>> BEGIN Data entries
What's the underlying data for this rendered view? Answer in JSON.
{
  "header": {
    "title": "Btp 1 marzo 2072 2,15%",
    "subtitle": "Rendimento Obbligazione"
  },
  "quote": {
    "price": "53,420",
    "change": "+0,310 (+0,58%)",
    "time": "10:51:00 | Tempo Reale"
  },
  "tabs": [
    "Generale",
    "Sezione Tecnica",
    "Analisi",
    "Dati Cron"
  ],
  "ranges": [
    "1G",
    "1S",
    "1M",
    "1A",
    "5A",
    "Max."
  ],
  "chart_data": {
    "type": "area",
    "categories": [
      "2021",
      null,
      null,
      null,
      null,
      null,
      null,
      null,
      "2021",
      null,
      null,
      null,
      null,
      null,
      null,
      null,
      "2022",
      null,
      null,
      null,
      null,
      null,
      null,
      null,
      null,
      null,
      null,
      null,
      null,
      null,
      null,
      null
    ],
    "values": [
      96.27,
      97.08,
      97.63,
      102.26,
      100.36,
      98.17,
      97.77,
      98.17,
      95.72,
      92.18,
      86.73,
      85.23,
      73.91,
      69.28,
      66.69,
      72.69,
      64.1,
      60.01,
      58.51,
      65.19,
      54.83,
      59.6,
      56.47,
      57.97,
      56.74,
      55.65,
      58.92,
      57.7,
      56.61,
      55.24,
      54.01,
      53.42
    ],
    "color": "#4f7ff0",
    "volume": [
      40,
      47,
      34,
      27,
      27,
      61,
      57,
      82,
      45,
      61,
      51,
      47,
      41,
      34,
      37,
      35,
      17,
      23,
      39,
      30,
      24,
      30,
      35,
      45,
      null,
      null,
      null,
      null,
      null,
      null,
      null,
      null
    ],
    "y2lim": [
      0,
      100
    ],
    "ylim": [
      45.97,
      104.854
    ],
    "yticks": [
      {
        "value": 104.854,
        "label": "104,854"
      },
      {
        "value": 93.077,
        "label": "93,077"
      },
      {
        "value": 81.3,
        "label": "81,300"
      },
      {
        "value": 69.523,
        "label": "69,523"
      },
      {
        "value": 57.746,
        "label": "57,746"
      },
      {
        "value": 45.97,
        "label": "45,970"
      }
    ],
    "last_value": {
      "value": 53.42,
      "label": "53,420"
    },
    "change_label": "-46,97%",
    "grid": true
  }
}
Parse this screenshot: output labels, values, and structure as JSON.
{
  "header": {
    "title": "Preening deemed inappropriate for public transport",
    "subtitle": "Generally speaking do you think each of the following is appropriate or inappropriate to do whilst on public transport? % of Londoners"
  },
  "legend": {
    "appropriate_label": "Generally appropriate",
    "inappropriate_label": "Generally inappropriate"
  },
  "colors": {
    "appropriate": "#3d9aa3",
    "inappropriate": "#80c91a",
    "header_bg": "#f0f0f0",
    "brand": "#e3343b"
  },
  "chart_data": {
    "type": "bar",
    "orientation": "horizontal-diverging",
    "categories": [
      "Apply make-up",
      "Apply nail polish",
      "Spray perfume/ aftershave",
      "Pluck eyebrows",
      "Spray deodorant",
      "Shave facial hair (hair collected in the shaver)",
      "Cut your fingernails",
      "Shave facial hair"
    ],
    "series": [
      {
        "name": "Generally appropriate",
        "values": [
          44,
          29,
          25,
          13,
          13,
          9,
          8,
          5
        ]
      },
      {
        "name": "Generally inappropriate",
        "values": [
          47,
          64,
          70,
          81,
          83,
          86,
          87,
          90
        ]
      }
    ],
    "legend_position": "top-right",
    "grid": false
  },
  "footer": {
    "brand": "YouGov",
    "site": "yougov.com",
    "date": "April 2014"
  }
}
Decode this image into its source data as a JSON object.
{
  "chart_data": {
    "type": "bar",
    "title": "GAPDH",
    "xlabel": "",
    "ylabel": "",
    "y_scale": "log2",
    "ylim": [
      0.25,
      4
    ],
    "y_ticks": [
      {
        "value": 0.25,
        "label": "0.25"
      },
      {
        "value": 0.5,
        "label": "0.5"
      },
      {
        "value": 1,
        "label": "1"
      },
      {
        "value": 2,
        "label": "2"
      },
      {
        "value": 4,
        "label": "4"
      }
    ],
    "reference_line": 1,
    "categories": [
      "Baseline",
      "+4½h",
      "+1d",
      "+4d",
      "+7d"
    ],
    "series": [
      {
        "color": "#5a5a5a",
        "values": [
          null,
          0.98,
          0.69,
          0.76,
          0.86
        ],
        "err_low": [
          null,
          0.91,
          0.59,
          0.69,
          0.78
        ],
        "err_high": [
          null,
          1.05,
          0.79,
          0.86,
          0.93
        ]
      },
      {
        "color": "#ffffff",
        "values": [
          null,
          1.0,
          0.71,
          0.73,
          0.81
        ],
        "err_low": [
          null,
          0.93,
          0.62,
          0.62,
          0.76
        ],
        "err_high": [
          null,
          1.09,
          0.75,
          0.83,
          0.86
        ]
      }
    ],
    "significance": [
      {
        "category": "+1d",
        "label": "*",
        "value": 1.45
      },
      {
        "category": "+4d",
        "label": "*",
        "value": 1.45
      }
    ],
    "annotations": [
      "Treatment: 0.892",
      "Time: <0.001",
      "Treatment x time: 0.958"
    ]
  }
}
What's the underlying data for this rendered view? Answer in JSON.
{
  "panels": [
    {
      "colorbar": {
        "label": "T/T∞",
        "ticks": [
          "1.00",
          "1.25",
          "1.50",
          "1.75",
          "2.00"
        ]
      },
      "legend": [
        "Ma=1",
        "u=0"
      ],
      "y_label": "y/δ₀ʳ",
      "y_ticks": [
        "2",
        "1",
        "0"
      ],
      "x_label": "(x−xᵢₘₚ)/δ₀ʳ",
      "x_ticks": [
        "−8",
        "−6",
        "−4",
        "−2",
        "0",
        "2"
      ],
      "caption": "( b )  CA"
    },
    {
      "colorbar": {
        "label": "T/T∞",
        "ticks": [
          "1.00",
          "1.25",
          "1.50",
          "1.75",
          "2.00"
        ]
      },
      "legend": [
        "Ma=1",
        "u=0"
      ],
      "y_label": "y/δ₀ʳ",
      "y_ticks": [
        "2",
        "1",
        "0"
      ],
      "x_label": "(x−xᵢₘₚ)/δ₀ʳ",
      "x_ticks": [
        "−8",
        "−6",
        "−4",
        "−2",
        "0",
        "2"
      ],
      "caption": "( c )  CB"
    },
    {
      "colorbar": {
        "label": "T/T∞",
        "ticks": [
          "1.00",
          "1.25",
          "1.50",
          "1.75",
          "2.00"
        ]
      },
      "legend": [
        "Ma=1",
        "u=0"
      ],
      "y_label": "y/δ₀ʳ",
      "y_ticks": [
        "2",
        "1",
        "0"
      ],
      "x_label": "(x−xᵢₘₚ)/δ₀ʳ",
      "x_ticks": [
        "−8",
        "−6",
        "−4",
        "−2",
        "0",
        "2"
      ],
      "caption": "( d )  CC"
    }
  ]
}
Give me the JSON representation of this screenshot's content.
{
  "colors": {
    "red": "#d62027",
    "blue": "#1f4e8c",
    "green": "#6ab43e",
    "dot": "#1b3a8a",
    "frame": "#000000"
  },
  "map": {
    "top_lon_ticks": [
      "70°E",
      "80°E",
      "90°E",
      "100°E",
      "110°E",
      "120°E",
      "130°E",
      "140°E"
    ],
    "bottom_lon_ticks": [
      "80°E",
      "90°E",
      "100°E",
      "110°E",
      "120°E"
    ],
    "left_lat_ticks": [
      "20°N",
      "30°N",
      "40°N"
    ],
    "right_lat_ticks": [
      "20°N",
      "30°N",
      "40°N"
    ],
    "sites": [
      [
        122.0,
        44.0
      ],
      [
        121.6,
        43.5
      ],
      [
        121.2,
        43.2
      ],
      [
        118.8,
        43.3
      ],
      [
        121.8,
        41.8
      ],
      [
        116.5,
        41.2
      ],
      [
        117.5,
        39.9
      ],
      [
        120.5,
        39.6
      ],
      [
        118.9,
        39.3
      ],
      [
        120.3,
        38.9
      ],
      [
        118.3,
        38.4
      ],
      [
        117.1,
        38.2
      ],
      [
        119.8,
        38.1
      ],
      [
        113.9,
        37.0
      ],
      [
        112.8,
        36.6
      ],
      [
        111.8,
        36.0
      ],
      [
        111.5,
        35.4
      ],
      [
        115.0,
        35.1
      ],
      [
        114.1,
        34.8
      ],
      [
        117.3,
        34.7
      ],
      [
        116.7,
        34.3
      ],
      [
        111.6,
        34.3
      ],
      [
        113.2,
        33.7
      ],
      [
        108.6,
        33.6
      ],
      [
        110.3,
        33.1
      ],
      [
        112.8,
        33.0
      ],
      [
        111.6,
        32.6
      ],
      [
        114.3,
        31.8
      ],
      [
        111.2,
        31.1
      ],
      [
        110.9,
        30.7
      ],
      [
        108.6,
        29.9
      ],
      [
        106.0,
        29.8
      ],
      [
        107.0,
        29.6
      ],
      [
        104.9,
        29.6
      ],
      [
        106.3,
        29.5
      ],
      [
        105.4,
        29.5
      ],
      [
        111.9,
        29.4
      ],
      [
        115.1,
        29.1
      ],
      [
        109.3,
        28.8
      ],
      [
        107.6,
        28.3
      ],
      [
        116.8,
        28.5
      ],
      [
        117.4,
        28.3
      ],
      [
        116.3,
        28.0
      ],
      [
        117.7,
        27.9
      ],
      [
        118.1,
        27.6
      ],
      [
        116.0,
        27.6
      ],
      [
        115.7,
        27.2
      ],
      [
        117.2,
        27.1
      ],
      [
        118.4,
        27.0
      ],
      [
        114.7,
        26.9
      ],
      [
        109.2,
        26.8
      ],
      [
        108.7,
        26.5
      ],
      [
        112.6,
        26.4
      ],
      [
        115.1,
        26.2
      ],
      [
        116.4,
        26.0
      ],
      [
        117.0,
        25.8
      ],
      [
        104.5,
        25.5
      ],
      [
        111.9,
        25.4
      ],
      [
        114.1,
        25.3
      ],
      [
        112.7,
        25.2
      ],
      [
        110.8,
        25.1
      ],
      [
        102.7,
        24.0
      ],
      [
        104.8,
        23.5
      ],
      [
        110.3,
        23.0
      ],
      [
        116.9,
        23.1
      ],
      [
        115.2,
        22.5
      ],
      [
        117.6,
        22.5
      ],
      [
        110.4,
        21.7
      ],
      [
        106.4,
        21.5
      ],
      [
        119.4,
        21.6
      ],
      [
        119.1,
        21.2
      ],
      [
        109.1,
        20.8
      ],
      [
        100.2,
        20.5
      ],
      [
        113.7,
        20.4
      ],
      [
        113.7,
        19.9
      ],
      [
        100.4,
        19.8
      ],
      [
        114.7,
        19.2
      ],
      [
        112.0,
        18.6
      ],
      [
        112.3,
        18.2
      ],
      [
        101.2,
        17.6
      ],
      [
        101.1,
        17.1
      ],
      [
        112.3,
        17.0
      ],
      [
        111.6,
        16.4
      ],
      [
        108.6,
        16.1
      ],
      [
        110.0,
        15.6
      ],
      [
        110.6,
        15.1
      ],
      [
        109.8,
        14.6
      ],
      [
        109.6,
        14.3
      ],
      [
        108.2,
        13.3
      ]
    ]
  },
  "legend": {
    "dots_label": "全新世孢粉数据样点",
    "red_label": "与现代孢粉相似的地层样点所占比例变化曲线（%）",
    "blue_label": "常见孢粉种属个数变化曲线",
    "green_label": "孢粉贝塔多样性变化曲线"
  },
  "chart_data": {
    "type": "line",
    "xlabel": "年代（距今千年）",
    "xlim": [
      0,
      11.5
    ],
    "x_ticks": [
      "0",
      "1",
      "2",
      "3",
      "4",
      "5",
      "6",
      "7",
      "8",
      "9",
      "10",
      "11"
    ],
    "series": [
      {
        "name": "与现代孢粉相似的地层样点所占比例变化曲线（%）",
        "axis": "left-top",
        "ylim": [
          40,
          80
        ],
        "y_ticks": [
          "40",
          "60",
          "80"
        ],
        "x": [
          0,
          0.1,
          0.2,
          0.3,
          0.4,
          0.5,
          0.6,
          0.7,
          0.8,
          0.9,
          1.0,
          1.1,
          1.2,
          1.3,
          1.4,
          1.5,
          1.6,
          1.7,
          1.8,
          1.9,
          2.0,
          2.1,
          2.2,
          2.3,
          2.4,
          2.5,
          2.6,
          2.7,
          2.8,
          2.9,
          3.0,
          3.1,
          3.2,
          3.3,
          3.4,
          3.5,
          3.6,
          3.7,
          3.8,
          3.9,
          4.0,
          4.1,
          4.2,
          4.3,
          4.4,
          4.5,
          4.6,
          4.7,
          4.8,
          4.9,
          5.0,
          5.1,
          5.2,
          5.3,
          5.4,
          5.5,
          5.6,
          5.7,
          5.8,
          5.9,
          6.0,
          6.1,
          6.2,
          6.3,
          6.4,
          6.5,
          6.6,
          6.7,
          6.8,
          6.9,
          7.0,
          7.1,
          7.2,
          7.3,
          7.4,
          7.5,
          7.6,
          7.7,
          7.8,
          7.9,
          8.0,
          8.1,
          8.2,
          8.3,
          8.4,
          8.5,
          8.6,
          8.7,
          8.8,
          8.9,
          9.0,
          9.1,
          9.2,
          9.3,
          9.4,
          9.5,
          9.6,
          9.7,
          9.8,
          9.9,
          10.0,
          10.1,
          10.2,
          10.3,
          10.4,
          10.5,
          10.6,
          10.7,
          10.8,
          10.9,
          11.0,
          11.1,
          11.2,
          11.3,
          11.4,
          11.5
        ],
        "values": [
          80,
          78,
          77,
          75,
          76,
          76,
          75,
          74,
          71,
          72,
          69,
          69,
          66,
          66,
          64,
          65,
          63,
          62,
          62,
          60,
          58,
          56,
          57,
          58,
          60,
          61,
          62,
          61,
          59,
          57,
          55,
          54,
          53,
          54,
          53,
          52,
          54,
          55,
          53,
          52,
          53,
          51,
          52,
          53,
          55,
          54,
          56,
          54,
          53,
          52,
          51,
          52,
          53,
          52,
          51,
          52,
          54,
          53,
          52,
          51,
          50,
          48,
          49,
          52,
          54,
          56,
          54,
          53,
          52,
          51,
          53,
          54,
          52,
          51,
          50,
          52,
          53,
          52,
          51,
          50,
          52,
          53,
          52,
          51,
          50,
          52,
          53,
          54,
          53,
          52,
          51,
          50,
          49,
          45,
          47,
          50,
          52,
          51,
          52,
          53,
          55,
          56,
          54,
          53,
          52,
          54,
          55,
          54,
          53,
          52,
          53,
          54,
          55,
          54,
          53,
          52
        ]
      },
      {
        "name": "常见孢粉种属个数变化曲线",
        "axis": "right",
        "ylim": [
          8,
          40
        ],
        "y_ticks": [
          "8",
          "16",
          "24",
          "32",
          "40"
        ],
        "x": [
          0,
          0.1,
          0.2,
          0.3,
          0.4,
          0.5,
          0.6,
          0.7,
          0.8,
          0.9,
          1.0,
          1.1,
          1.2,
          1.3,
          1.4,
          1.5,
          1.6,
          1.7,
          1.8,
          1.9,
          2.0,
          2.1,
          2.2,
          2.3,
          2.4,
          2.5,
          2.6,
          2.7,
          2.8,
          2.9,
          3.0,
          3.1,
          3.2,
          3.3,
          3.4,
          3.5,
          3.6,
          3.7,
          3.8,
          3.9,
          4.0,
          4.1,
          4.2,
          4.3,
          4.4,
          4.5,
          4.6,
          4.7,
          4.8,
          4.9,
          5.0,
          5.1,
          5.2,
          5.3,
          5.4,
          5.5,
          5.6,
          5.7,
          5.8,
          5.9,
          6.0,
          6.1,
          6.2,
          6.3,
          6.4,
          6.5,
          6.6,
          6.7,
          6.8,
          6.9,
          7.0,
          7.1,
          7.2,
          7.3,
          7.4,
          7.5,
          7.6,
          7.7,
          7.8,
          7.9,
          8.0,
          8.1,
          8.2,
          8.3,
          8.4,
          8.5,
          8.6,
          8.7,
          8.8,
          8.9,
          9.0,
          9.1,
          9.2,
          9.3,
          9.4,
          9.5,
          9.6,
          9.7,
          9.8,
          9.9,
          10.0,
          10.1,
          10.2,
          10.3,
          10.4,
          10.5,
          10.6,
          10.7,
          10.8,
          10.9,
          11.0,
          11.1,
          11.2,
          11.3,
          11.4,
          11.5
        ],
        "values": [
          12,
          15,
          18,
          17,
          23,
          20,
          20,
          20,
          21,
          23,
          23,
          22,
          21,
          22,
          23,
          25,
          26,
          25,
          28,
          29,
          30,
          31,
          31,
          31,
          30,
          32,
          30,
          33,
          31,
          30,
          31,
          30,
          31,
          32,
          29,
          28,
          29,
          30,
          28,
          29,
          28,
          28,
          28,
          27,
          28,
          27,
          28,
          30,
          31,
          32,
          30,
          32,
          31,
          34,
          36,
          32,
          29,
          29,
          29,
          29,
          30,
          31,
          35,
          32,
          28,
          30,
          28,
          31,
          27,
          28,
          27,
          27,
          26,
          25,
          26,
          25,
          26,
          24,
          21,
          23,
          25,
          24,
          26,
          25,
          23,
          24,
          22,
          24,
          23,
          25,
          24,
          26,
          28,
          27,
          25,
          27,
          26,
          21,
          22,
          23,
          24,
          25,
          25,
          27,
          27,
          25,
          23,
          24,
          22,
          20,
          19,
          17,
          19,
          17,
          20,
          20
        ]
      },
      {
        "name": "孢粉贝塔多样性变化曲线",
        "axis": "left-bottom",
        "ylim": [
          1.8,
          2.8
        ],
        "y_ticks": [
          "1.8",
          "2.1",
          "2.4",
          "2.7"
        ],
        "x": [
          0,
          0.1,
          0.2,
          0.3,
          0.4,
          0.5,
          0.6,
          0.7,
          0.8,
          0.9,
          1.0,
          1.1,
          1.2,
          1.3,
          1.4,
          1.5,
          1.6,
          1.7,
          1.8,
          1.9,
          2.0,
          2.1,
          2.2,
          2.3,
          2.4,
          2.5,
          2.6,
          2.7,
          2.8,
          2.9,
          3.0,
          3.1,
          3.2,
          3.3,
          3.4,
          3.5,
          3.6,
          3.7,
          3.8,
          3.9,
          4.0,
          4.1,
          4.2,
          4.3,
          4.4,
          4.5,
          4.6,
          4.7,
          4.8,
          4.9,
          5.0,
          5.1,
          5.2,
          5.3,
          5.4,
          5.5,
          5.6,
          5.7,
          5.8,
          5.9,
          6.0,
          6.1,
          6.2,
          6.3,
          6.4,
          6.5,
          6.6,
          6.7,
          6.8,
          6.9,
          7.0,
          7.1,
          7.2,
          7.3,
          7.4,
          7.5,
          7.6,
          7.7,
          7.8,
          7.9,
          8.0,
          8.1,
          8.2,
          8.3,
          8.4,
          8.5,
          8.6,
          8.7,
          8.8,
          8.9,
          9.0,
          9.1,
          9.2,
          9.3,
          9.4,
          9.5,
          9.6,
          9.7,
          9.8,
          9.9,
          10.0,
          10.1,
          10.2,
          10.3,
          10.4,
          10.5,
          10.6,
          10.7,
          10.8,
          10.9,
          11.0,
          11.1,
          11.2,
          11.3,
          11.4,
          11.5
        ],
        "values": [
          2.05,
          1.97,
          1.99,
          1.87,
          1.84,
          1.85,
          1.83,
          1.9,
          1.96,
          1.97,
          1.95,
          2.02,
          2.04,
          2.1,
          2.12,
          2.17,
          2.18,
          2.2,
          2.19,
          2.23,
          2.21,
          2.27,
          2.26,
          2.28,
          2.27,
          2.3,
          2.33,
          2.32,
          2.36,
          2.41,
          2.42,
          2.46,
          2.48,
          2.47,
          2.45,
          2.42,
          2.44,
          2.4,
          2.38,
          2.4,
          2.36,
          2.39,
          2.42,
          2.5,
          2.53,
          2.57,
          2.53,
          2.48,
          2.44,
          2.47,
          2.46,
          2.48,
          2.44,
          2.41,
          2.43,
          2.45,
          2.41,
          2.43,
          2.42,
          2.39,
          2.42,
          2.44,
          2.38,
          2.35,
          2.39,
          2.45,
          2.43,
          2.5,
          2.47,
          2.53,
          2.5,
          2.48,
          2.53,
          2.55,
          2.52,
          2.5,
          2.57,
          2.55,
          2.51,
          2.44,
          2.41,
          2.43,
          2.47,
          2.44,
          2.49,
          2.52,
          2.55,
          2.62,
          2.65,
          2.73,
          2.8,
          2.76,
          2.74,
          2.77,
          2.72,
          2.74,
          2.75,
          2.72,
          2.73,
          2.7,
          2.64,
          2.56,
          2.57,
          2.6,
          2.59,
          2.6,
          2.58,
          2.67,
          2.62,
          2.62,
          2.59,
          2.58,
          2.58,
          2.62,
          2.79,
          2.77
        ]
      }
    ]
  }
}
>> END Data entries
Instruction:
Take every line from the data above that holds "this" and copy it out.

Written answer:
What's the underlying data for this rendered view? Answer in JSON.
Parse this screenshot: output labels, values, and structure as JSON.
Decode this image into its source data as a JSON object.
What's the underlying data for this rendered view? Answer in JSON.
Give me the JSON representation of this screenshot's content.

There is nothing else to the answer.